What utter garbage the “485” papers claim is.

Here’s a perfect example cited on the “notricky_sticky_zoney” site: https://link.springer.com/article/10.1007/s41748-017-0020-z
….
A SINGLE geographic location cannot refute global seal level rise.

Total garbage.

It’s a shame WUWT has stooped this low.

Reply to  Tom Bjorklund
January 10, 2018 8:37 pm

A single geographic location, CAN, however, cast valid doubt on the blanket claim of global sea level rise. After all, if one geographic location shows none, then there might be other locations showing none, and the locations that are dominating the determination might have OTHER causes NOT being properly considered.

paqyfelyc
Reply to  Tom Bjorklund
January 11, 2018 1:46 am

what the heck ???
Of course a single location CAN refute global seal level rise, just like a single black swan CAN refute “all swan are white” proposition.
The condition for that are just the same (that the swan is really black, not painted, or in a room with no light; that the location is not a place where the land rise as much as the sea, etc.)

Toneb
Reply to  paqyfelyc
January 11, 2018 3:04 am

“Of course a single location CAN refute global seal level rise, just like a single black swan CAN refute “all swan are white” proposition.”

** Required work **
• 1. Repeat the stretch of the sea level comment thread from "What utter garbage" through "seal level rise.", word for word.
• 2. Pick up the sea level comment thread where it stops and continue it.

** Data entries **

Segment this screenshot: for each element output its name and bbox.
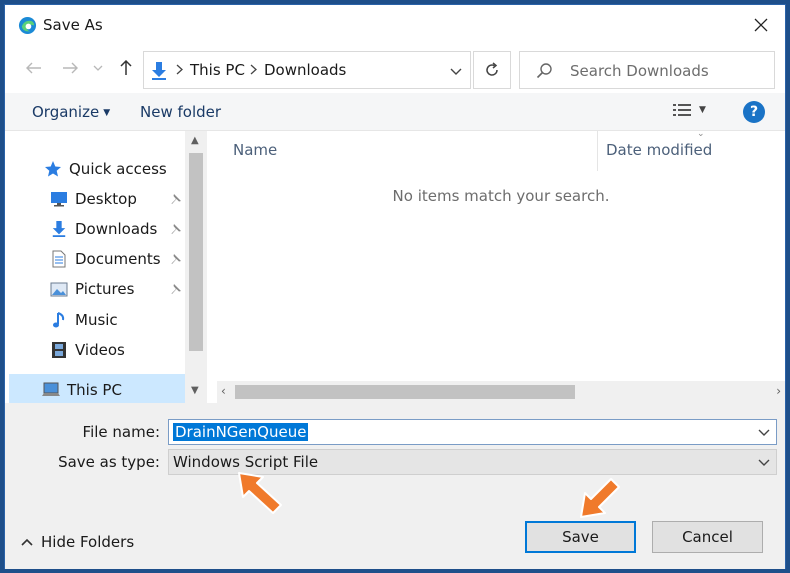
organize-label: Organize: [32, 103, 100, 121]
arrow-left-icon: [26, 62, 41, 74]
change-view-button[interactable]: ▼: [673, 103, 706, 117]
music-note-icon: [49, 310, 69, 330]
arrow-up-icon: [120, 60, 132, 75]
search-box[interactable]: Search Downloads: [519, 51, 775, 89]
annotation-arrow-icon: [238, 472, 282, 514]
nav-item-videos[interactable]: Videos: [49, 336, 125, 364]
scroll-up-icon[interactable]: ▲: [191, 135, 199, 146]
sort-caret-icon: ⌄: [697, 129, 705, 139]
help-button[interactable]: ?: [743, 101, 765, 123]
download-arrow-icon: [152, 62, 166, 80]
chevron-right-icon: [250, 63, 257, 79]
hide-folders-button[interactable]: Hide Folders: [21, 533, 134, 551]
document-icon: [49, 249, 69, 269]
column-header-date-modified[interactable]: Date modified: [606, 141, 712, 159]
nav-item-label: This PC: [67, 381, 122, 399]
up-button[interactable]: [113, 54, 139, 82]
computer-icon: [41, 380, 61, 400]
close-button[interactable]: [743, 9, 779, 41]
video-film-icon: [49, 340, 69, 360]
address-bar[interactable]: This PC Downloads: [143, 51, 471, 89]
scrollbar-thumb[interactable]: [189, 153, 203, 351]
new-folder-button[interactable]: New folder: [140, 103, 221, 121]
save-as-type-dropdown-button[interactable]: [758, 455, 770, 471]
navigation-row: This PC Downloads Search Downloads: [5, 45, 785, 91]
nav-item-pictures[interactable]: Pictures: [49, 275, 134, 303]
scroll-left-icon[interactable]: ‹: [221, 384, 226, 398]
address-dropdown-button[interactable]: [450, 64, 462, 80]
file-name-label: File name:: [82, 423, 160, 441]
column-divider[interactable]: [597, 131, 598, 171]
download-arrow-icon: [49, 219, 69, 239]
file-list-horizontal-scrollbar[interactable]: ‹ ›: [217, 381, 785, 403]
chevron-right-icon: [176, 63, 183, 79]
nav-item-this-pc[interactable]: This PC: [41, 376, 122, 403]
nav-item-downloads[interactable]: Downloads: [49, 215, 157, 243]
search-icon: [536, 63, 552, 79]
file-name-input[interactable]: DrainNGenQueue: [168, 419, 777, 445]
scroll-right-icon[interactable]: ›: [776, 384, 781, 398]
nav-item-label: Quick access: [69, 160, 167, 178]
breadcrumb-downloads[interactable]: Downloads: [264, 61, 346, 79]
nav-item-label: Desktop: [75, 190, 137, 208]
pin-icon: [170, 193, 182, 209]
navigation-scrollbar[interactable]: ▲ ▼: [185, 131, 207, 403]
nav-item-music[interactable]: Music: [49, 306, 118, 334]
star-icon: [43, 159, 63, 179]
nav-item-desktop[interactable]: Desktop: [49, 185, 137, 213]
window-title: Save As: [43, 16, 103, 34]
save-button[interactable]: Save: [525, 521, 636, 553]
nav-item-label: Pictures: [75, 280, 135, 298]
file-list: Name ⌄ Date modified No items match your…: [217, 129, 785, 379]
recent-locations-button[interactable]: [89, 54, 107, 82]
file-name-value: DrainNGenQueue: [173, 423, 309, 441]
column-header-name[interactable]: Name: [233, 141, 277, 159]
pin-icon: [170, 253, 182, 269]
scroll-down-icon[interactable]: ▼: [191, 385, 199, 396]
chevron-down-icon: [758, 429, 770, 436]
save-as-dialog: Save As This PC Downloads Search Downloa…: [4, 4, 786, 569]
annotation-arrow-icon: [580, 478, 620, 518]
nav-item-label: Documents: [75, 250, 161, 268]
chevron-down-icon: [93, 65, 103, 71]
forward-button[interactable]: [57, 54, 83, 82]
refresh-icon: [486, 62, 498, 76]
navigation-pane: Quick access Desktop Downloads Documents: [5, 131, 207, 403]
pin-icon: [170, 223, 182, 239]
chevron-up-icon: [21, 538, 33, 546]
close-icon: [754, 18, 768, 32]
cancel-button[interactable]: Cancel: [652, 521, 763, 553]
caret-down-icon: ▼: [699, 105, 706, 115]
nav-item-quick-access[interactable]: Quick access: [43, 155, 167, 183]
pictures-icon: [49, 279, 69, 299]
nav-item-label: Downloads: [75, 220, 158, 238]
title-bar: Save As: [5, 5, 785, 45]
caret-down-icon: ▼: [103, 108, 111, 118]
save-options-panel: File name: DrainNGenQueue Save as type: …: [5, 403, 785, 569]
nav-item-label: Videos: [75, 341, 125, 359]
refresh-button[interactable]: [473, 51, 511, 89]
chevron-down-icon: [758, 459, 770, 466]
desktop-icon: [49, 189, 69, 209]
details-view-icon: [673, 104, 691, 116]
chevron-down-icon: [450, 68, 462, 75]
nav-item-label: Music: [75, 311, 118, 329]
file-name-dropdown-button[interactable]: [758, 425, 770, 441]
edge-browser-icon: [18, 16, 37, 35]
hide-folders-label: Hide Folders: [41, 533, 135, 551]
empty-message: No items match your search.: [392, 187, 610, 205]
command-bar: Organize ▼ New folder ▼ ?: [5, 93, 785, 131]
nav-item-documents[interactable]: Documents: [49, 245, 161, 273]
search-input[interactable]: Search Downloads: [570, 62, 709, 80]
back-button[interactable]: [21, 54, 47, 82]
scrollbar-thumb[interactable]: [235, 385, 575, 399]
arrow-right-icon: [63, 62, 78, 74]
save-as-type-label: Save as type:: [58, 453, 160, 471]
pin-icon: [170, 283, 182, 299]
organize-menu[interactable]: Organize ▼: [32, 103, 110, 121]
breadcrumb-this-pc[interactable]: This PC: [190, 61, 245, 79]
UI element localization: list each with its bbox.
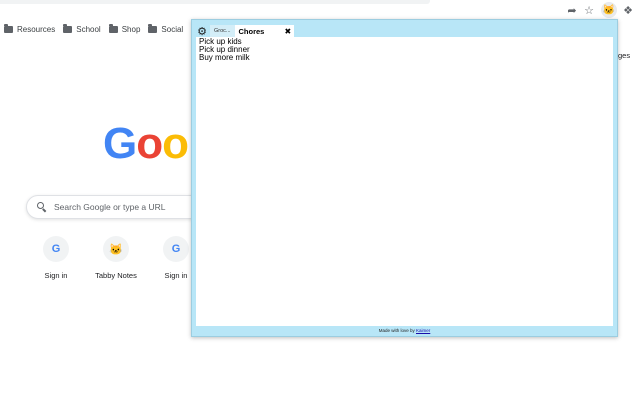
bookmarks-bar: Resources School Shop Social: [0, 20, 187, 38]
bookmark-label: Resources: [17, 24, 56, 34]
footer-text: Made with love by: [378, 328, 415, 333]
tab-groceries[interactable]: Groc...: [210, 25, 235, 37]
shortcut-sign-in[interactable]: G Sign in: [31, 236, 81, 280]
search-placeholder: Search Google or type a URL: [54, 202, 166, 212]
browser-toolbar: ➦ ☆ 🐱 ❖: [0, 0, 640, 20]
tab-chores[interactable]: Chores ✖: [234, 25, 295, 37]
folder-icon: [4, 23, 13, 33]
popup-footer: Made with love by Kaimer: [192, 328, 617, 333]
shortcut-tabby-notes[interactable]: 🐱 Tabby Notes: [91, 236, 141, 280]
partial-link-text[interactable]: ges: [618, 51, 630, 60]
bookmark-social[interactable]: Social: [148, 23, 184, 34]
note-line: Buy more milk: [199, 53, 250, 62]
notes-textarea[interactable]: Pick up kids Pick up dinner Buy more mil…: [196, 37, 613, 326]
gear-icon[interactable]: ⚙: [196, 25, 208, 38]
omnibox[interactable]: [0, 0, 430, 4]
bookmark-label: School: [76, 24, 101, 34]
bookmark-resources[interactable]: Resources: [4, 23, 56, 34]
bookmark-label: Social: [161, 24, 184, 34]
author-link[interactable]: Kaimer: [416, 328, 430, 333]
shortcut-label: Sign in: [164, 271, 188, 280]
bookmark-shop[interactable]: Shop: [108, 23, 141, 34]
google-logo: Goo: [103, 119, 189, 168]
puzzle-icon[interactable]: ❖: [621, 3, 635, 17]
folder-icon: [63, 23, 73, 33]
share-icon[interactable]: ➦: [565, 3, 579, 17]
shortcut-label: Sign in: [44, 271, 68, 280]
folder-icon: [148, 23, 158, 33]
google-g-icon: G: [163, 236, 189, 262]
tabby-cat-icon: 🐱: [103, 236, 129, 262]
search-icon: [37, 202, 47, 212]
bookmark-label: Shop: [121, 24, 141, 34]
google-g-icon: G: [43, 236, 69, 262]
close-icon[interactable]: ✖: [285, 27, 292, 36]
tab-label: Groc...: [214, 28, 231, 34]
extension-tabby-icon[interactable]: 🐱: [601, 2, 617, 18]
tab-strip: ⚙ Groc... Chores ✖: [196, 24, 295, 38]
note-line: Pick up kids: [199, 37, 242, 46]
folder-icon: [108, 23, 118, 33]
bookmark-school[interactable]: School: [63, 23, 101, 34]
shortcut-label: Tabby Notes: [95, 271, 137, 280]
note-line: Pick up dinner: [199, 45, 250, 54]
tabby-notes-popup: ⚙ Groc... Chores ✖ Pick up kids Pick up …: [191, 19, 618, 337]
tab-label: Chores: [238, 26, 265, 36]
star-icon[interactable]: ☆: [582, 3, 596, 17]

** Per-task outputs **
• 1.
What utter garbage the “485” papers claim is.

Here’s a perfect example cited on the “notricky_sticky_zoney” site: https://link.springer.com/article/10.1007/s41748-017-0020-z
….
A SINGLE geographic location cannot refute global seal level rise.

• 2.
No it can’t.
It has to be representative.
Like (as an example) maybe the much touted on here, UHI effect.
So obs from the centre of an expanding city would be enough to get you to accept AGW?
Exactly.

paqyfelyc
Reply to  paqyfelyc
January 11, 2018 6:43 am

oh. So a black swan don’t refute “all swan are white” proposition, the black swan has to be representative to do so?
I say LOL

And, for your information, I accept AGW. Cities are ~1% of land, 0.3% of whole Earth surface, and ~3K warmer, so they account for ~0.009 K (let’s round to +0.01 K) totally,anthropological GW.
And they also account for ~50% population, so as far as humans are concerned (ponderated by the population), the AGW is ~1.5K. Still far from enough. I still need more than minimal cloth, heating in my house, etc.

AndyG55
Reply to  Tom Bjorklund
January 11, 2018 5:24 am

If you were able to read , you would see it is NOT one single location.

Go back and try your LIES again.

Why do you stoop so LOW. !!

Tom Bjorklund
Reply to  AndyG55
January 11, 2018 6:51 am

“the west Indian Ocean” is a single location.

Justanelectrician
Reply to  Tom Bjorklund
January 11, 2018 3:08 pm

“A SINGLE geographic location cannot refute global seal level rise.”

Admit it – you’d love to have that much evidence that the MWP wasn’t global.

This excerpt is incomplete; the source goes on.